* **What you have to do**:
Extract each line of the material that follows exactly and omit its pictures.
*** Working data
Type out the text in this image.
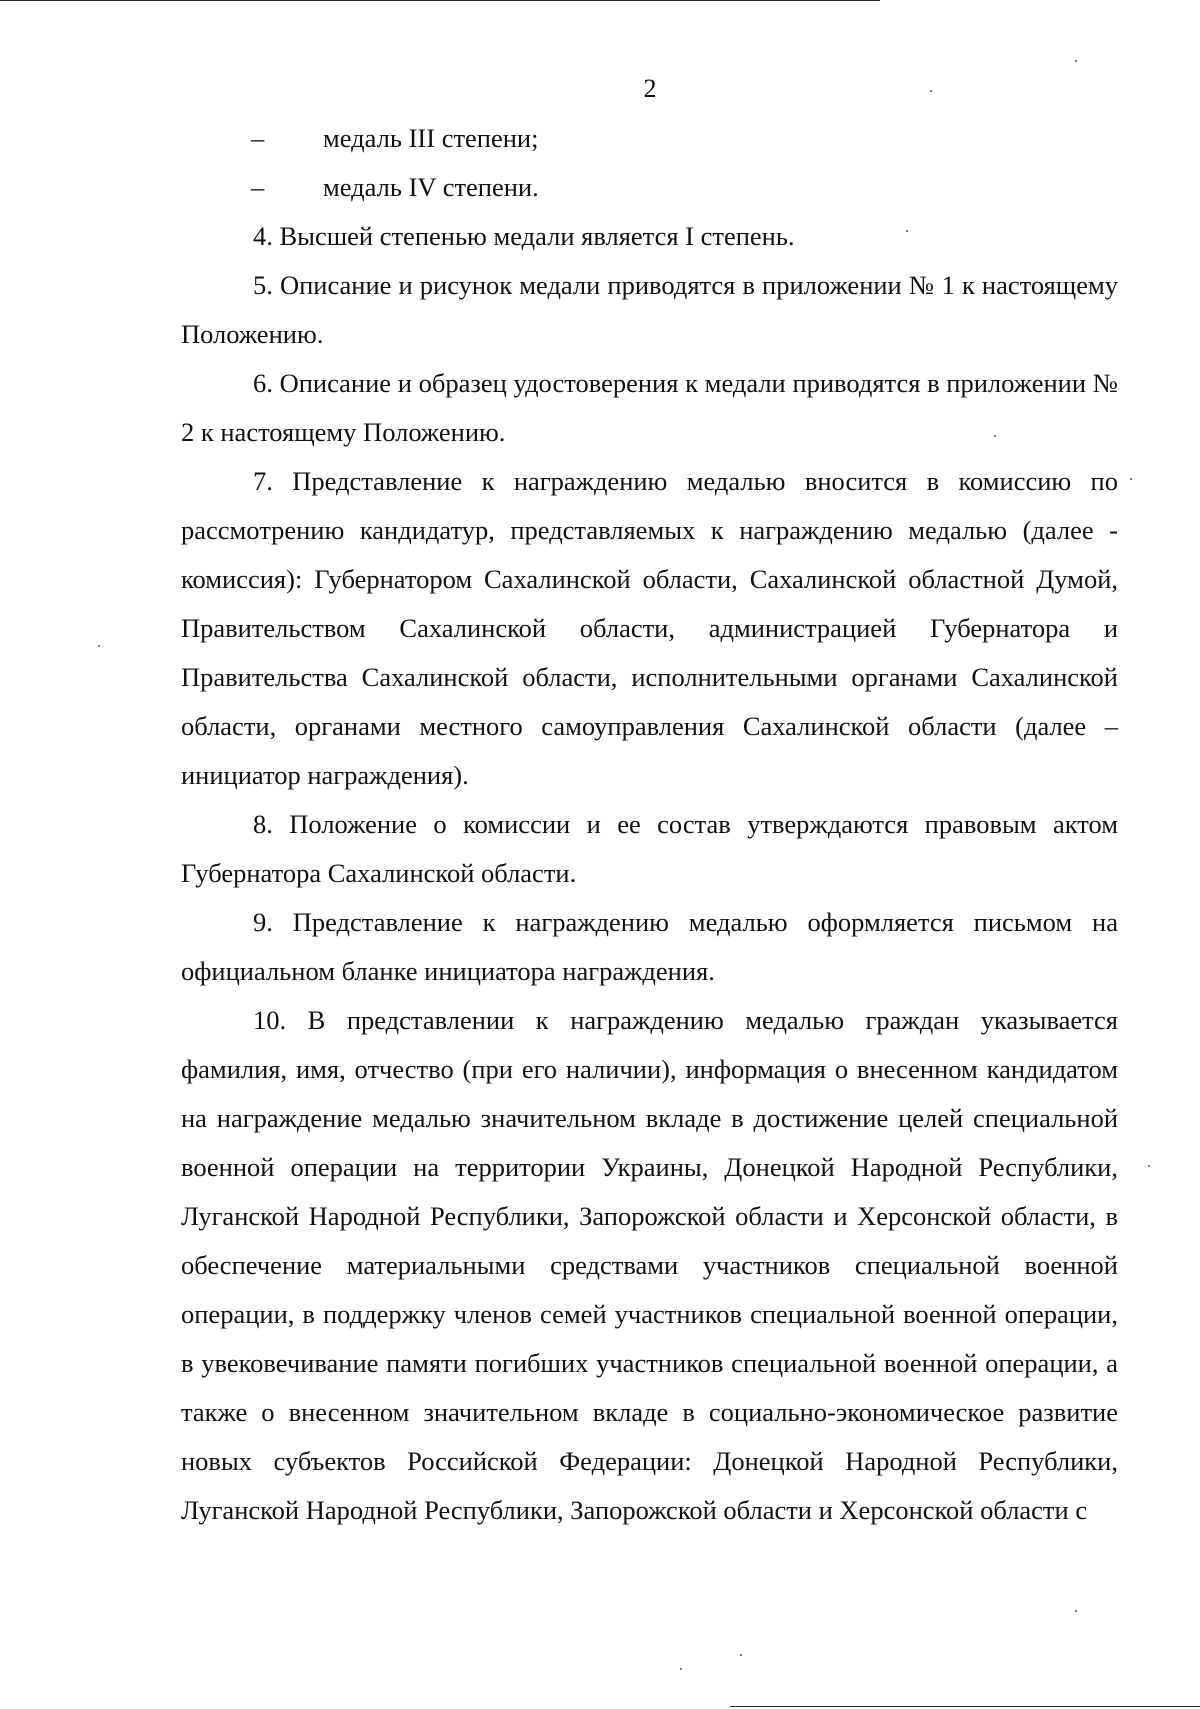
2
– медаль III степени;
– медаль IV степени.

4. Высшей степенью медали является I степень.

5. Описание и рисунок медали приводятся в приложении № 1 к настоящему Положению.

6. Описание и образец удостоверения к медали приводятся в приложении № 2 к настоящему Положению.

7. Представление к награждению медалью вносится в комиссию по рассмотрению кандидатур, представляемых к награждению медалью (далее - комиссия): Губернатором Сахалинской области, Сахалинской областной Думой, Правительством Сахалинской области, администрацией Губернатора и Правительства Сахалинской области, исполнительными органами Сахалинской области, органами местного самоуправления Сахалинской области (далее – инициатор награждения).

8. Положение о комиссии и ее состав утверждаются правовым актом Губернатора Сахалинской области.

9. Представление к награждению медалью оформляется письмом на официальном бланке инициатора награждения.

10. В представлении к награждению медалью граждан указывается фамилия, имя, отчество (при его наличии), информация о внесенном кандидатом на награждение медалью значительном вкладе в достижение целей специальной военной операции на территории Украины, Донецкой Народной Республики, Луганской Народной Республики, Запорожской области и Херсонской области, в обеспечение материальными средствами участников специальной военной операции, в поддержку членов семей участников специальной военной операции, в увековечивание памяти погибших участников специальной военной операции, а также о внесенном значительном вкладе в социально-экономическое развитие новых субъектов Российской Федерации: Донецкой Народной Республики, Луганской Народной Республики, Запорожской области и Херсонской области с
******
* **Response to this exercise**:
Type out the text in this image.
2
– медаль III степени;
– медаль IV степени.

4. Высшей степенью медали является I степень.

5. Описание и рисунок медали приводятся в приложении № 1 к настоящему Положению.

6. Описание и образец удостоверения к медали приводятся в приложении № 2 к настоящему Положению.

7. Представление к награждению медалью вносится в комиссию по рассмотрению кандидатур, представляемых к награждению медалью (далее - комиссия): Губернатором Сахалинской области, Сахалинской областной Думой, Правительством Сахалинской области, администрацией Губернатора и Правительства Сахалинской области, исполнительными органами Сахалинской области, органами местного самоуправления Сахалинской области (далее – инициатор награждения).

8. Положение о комиссии и ее состав утверждаются правовым актом Губернатора Сахалинской области.

9. Представление к награждению медалью оформляется письмом на официальном бланке инициатора награждения.

10. В представлении к награждению медалью граждан указывается фамилия, имя, отчество (при его наличии), информация о внесенном кандидатом на награждение медалью значительном вкладе в достижение целей специальной военной операции на территории Украины, Донецкой Народной Республики, Луганской Народной Республики, Запорожской области и Херсонской области, в обеспечение материальными средствами участников специальной военной операции, в поддержку членов семей участников специальной военной операции, в увековечивание памяти погибших участников специальной военной операции, а также о внесенном значительном вкладе в социально-экономическое развитие новых субъектов Российской Федерации: Донецкой Народной Республики, Луганской Народной Республики, Запорожской области и Херсонской области с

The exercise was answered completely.